[Dataset excerpt]

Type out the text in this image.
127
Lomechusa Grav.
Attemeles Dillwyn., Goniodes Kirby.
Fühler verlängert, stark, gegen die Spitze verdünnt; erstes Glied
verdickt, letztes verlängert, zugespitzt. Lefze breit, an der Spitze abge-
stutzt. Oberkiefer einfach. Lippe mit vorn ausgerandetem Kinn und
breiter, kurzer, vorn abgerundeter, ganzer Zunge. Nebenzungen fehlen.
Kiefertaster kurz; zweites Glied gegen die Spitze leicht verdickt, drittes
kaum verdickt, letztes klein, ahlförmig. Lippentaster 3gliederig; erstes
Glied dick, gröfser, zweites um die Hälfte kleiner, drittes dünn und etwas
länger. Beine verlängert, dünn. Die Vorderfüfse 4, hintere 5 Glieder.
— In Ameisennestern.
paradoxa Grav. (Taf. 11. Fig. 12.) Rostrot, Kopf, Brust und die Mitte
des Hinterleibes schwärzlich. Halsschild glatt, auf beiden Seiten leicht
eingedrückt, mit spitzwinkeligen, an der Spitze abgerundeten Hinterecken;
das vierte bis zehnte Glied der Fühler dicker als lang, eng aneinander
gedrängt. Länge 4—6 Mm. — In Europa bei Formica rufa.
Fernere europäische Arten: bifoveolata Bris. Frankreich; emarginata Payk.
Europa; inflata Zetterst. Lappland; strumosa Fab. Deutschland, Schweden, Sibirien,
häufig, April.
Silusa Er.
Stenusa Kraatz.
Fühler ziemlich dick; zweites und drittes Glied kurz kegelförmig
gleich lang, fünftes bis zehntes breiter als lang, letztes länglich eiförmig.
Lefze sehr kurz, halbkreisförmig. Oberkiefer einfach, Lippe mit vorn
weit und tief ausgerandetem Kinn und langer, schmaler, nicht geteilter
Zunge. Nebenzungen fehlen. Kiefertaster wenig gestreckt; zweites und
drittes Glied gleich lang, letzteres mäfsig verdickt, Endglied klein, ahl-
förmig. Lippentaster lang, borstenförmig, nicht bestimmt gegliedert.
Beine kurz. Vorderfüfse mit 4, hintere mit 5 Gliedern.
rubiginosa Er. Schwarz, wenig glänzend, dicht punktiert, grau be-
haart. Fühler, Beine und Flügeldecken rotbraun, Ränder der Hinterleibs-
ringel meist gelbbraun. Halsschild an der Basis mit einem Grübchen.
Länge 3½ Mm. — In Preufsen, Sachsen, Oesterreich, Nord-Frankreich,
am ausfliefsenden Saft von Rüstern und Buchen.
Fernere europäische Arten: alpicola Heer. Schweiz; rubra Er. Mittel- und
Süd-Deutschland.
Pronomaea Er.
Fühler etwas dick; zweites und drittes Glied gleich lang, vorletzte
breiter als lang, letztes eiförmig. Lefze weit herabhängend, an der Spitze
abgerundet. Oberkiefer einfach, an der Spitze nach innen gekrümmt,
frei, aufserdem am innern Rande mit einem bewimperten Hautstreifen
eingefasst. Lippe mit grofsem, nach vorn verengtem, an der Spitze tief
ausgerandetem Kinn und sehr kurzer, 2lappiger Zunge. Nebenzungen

- [WHAT IS BEING ASKED]
Write the material out exactly, with nothing left out.

- [THE OUTPUT]
Type out the text in this image.
127
Lomechusa Grav.
Attemeles Dillwyn., Goniodes Kirby.
Fühler verlängert, stark, gegen die Spitze verdünnt; erstes Glied
verdickt, letztes verlängert, zugespitzt. Lefze breit, an der Spitze abge-
stutzt. Oberkiefer einfach. Lippe mit vorn ausgerandetem Kinn und
breiter, kurzer, vorn abgerundeter, ganzer Zunge. Nebenzungen fehlen.
Kiefertaster kurz; zweites Glied gegen die Spitze leicht verdickt, drittes
kaum verdickt, letztes klein, ahlförmig. Lippentaster 3gliederig; erstes
Glied dick, gröfser, zweites um die Hälfte kleiner, drittes dünn und etwas
länger. Beine verlängert, dünn. Die Vorderfüfse 4, hintere 5 Glieder.
— In Ameisennestern.
paradoxa Grav. (Taf. 11. Fig. 12.) Rostrot, Kopf, Brust und die Mitte
des Hinterleibes schwärzlich. Halsschild glatt, auf beiden Seiten leicht
eingedrückt, mit spitzwinkeligen, an der Spitze abgerundeten Hinterecken;
das vierte bis zehnte Glied der Fühler dicker als lang, eng aneinander
gedrängt. Länge 4—6 Mm. — In Europa bei Formica rufa.
Fernere europäische Arten: bifoveolata Bris. Frankreich; emarginata Payk.
Europa; inflata Zetterst. Lappland; strumosa Fab. Deutschland, Schweden, Sibirien,
häufig, April.
Silusa Er.
Stenusa Kraatz.
Fühler ziemlich dick; zweites und drittes Glied kurz kegelförmig
gleich lang, fünftes bis zehntes breiter als lang, letztes länglich eiförmig.
Lefze sehr kurz, halbkreisförmig. Oberkiefer einfach, Lippe mit vorn
weit und tief ausgerandetem Kinn und langer, schmaler, nicht geteilter
Zunge. Nebenzungen fehlen. Kiefertaster wenig gestreckt; zweites und
drittes Glied gleich lang, letzteres mäfsig verdickt, Endglied klein, ahl-
förmig. Lippentaster lang, borstenförmig, nicht bestimmt gegliedert.
Beine kurz. Vorderfüfse mit 4, hintere mit 5 Gliedern.
rubiginosa Er. Schwarz, wenig glänzend, dicht punktiert, grau be-
haart. Fühler, Beine und Flügeldecken rotbraun, Ränder der Hinterleibs-
ringel meist gelbbraun. Halsschild an der Basis mit einem Grübchen.
Länge 3½ Mm. — In Preufsen, Sachsen, Oesterreich, Nord-Frankreich,
am ausfliefsenden Saft von Rüstern und Buchen.
Fernere europäische Arten: alpicola Heer. Schweiz; rubra Er. Mittel- und
Süd-Deutschland.
Pronomaea Er.
Fühler etwas dick; zweites und drittes Glied gleich lang, vorletzte
breiter als lang, letztes eiförmig. Lefze weit herabhängend, an der Spitze
abgerundet. Oberkiefer einfach, an der Spitze nach innen gekrümmt,
frei, aufserdem am innern Rande mit einem bewimperten Hautstreifen
eingefasst. Lippe mit grofsem, nach vorn verengtem, an der Spitze tief
ausgerandetem Kinn und sehr kurzer, 2lappiger Zunge. Nebenzungen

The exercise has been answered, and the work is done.